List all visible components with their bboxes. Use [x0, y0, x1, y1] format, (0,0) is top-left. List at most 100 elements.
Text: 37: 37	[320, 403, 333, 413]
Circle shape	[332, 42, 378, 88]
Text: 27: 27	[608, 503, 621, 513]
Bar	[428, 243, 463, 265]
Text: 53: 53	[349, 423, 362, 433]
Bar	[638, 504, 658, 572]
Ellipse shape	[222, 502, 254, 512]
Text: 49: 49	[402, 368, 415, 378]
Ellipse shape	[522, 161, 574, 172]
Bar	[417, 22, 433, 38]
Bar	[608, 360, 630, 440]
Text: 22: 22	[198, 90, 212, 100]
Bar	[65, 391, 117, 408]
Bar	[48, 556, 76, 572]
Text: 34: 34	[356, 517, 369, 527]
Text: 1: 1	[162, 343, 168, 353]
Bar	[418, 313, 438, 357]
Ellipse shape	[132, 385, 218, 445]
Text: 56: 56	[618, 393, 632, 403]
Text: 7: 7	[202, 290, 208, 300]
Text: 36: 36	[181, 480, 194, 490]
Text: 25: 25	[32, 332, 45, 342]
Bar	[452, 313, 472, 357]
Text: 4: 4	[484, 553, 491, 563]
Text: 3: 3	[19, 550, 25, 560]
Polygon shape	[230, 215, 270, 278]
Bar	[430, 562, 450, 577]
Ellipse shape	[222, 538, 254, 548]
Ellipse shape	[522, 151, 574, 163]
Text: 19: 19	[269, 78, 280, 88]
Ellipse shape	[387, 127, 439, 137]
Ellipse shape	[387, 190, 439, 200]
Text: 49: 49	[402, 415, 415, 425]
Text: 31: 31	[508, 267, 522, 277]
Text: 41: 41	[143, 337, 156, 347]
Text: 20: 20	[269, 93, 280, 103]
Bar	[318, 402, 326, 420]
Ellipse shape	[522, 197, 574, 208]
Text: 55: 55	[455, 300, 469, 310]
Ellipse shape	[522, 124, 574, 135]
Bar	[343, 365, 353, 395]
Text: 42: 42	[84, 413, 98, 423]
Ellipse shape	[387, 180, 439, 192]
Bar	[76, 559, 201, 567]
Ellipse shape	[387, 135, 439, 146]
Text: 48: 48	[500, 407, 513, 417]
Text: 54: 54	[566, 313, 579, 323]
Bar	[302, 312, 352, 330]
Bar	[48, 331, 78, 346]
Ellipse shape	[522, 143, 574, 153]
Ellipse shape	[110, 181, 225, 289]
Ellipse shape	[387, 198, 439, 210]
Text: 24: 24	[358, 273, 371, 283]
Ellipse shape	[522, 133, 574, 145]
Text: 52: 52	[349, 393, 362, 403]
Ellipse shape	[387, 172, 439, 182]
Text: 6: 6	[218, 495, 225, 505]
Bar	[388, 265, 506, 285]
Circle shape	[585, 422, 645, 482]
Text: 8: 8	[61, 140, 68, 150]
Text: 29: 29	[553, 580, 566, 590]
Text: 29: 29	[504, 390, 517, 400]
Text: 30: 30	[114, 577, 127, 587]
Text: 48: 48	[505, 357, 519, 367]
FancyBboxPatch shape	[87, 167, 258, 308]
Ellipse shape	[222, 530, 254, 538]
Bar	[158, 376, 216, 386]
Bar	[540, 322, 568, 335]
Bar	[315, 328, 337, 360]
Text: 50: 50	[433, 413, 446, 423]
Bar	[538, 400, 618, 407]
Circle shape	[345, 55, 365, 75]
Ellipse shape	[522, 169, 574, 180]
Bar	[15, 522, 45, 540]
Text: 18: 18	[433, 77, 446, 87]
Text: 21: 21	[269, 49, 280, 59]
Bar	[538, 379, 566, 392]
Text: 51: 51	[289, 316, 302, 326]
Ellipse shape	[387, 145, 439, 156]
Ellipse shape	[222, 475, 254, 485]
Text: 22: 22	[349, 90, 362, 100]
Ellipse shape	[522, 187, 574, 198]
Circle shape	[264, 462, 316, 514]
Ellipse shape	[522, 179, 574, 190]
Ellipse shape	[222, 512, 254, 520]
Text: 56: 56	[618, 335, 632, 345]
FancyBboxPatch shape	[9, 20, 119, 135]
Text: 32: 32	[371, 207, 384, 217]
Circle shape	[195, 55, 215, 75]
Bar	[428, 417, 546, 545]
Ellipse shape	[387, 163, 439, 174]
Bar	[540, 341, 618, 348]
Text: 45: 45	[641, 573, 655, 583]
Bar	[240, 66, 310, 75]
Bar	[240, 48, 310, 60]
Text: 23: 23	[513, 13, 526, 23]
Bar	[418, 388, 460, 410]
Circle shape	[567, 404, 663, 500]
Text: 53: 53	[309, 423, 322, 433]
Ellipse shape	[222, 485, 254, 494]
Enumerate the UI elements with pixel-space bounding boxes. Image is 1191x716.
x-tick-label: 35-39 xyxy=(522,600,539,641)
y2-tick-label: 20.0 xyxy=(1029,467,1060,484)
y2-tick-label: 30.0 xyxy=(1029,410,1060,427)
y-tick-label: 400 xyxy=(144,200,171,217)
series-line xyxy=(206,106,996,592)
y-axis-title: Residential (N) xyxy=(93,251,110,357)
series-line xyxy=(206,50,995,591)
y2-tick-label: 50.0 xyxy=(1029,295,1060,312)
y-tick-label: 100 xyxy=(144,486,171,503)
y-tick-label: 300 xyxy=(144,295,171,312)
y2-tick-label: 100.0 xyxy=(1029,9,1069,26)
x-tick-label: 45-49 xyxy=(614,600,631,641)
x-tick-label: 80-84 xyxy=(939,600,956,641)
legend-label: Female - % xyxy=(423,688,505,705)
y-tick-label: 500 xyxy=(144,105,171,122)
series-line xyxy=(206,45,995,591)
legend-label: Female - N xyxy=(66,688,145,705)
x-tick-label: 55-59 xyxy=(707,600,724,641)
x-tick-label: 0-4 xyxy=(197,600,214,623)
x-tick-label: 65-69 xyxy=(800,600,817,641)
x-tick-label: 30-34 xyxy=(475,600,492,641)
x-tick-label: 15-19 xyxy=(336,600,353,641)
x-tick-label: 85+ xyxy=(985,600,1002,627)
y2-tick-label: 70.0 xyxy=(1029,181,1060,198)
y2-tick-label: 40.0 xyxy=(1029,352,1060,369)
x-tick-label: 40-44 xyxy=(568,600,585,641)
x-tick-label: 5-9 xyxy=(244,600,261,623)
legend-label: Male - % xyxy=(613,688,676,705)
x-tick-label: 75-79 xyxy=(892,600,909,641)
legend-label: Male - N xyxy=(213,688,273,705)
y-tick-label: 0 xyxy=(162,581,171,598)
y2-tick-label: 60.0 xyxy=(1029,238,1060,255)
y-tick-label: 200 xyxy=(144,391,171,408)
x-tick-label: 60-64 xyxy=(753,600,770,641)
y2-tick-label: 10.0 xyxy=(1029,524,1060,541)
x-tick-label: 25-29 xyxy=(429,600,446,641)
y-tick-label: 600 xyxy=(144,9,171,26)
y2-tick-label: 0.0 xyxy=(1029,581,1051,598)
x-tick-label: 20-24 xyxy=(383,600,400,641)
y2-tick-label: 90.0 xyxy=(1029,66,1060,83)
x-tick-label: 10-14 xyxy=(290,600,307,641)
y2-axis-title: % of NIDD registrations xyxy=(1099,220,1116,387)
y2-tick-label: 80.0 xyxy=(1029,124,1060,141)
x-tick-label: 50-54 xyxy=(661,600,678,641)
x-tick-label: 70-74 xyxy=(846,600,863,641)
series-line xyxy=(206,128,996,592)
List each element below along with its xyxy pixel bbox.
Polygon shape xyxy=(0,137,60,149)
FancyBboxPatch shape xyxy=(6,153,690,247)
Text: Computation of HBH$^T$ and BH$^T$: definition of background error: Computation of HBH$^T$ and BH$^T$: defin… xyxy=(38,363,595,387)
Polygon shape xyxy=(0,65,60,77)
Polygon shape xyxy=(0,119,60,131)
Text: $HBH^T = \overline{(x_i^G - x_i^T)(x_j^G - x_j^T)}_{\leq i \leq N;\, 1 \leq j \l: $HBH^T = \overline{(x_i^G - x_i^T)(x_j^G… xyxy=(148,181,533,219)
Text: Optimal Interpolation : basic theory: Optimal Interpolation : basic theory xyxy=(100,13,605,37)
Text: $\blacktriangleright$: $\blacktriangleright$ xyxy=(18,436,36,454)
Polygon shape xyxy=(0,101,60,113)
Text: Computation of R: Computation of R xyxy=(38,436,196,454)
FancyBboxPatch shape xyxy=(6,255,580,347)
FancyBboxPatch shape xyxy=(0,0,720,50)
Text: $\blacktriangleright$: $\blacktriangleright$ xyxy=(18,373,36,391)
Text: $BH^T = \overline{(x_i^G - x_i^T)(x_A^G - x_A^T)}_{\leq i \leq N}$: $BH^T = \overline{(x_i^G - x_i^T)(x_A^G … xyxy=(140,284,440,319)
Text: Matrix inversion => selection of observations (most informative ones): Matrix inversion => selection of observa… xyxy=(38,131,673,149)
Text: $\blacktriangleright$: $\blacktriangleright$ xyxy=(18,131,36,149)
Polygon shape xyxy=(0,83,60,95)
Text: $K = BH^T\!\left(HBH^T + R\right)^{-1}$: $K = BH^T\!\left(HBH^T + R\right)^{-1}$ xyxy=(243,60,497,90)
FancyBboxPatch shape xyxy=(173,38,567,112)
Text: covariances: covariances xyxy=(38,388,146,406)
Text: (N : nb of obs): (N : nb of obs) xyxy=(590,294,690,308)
★ ★ ★
> **WRITTEN TASK**: Copy the records word for word, beginning with their first line and ending with the line that contains "190, 439, 200]". Include that last line.

> **EXERCISE SOLUTION**:
List all visible components with their bboxes. Use [x0, y0, x1, y1] format, (0,0) is top-left. List at most 100 elements.
Text: 37: 37	[320, 403, 333, 413]
Circle shape	[332, 42, 378, 88]
Text: 27: 27	[608, 503, 621, 513]
Bar	[428, 243, 463, 265]
Text: 53: 53	[349, 423, 362, 433]
Bar	[638, 504, 658, 572]
Ellipse shape	[222, 502, 254, 512]
Text: 49: 49	[402, 368, 415, 378]
Ellipse shape	[522, 161, 574, 172]
Bar	[417, 22, 433, 38]
Bar	[608, 360, 630, 440]
Text: 22: 22	[198, 90, 212, 100]
Bar	[65, 391, 117, 408]
Bar	[48, 556, 76, 572]
Text: 34: 34	[356, 517, 369, 527]
Text: 1: 1	[162, 343, 168, 353]
Bar	[418, 313, 438, 357]
Ellipse shape	[132, 385, 218, 445]
Text: 56: 56	[618, 393, 632, 403]
Text: 7: 7	[202, 290, 208, 300]
Text: 36: 36	[181, 480, 194, 490]
Text: 25: 25	[32, 332, 45, 342]
Bar	[452, 313, 472, 357]
Text: 4: 4	[484, 553, 491, 563]
Text: 3: 3	[19, 550, 25, 560]
Polygon shape	[230, 215, 270, 278]
Bar	[430, 562, 450, 577]
Ellipse shape	[222, 538, 254, 548]
Ellipse shape	[522, 151, 574, 163]
Text: 19: 19	[269, 78, 280, 88]
Ellipse shape	[387, 127, 439, 137]
Ellipse shape	[387, 190, 439, 200]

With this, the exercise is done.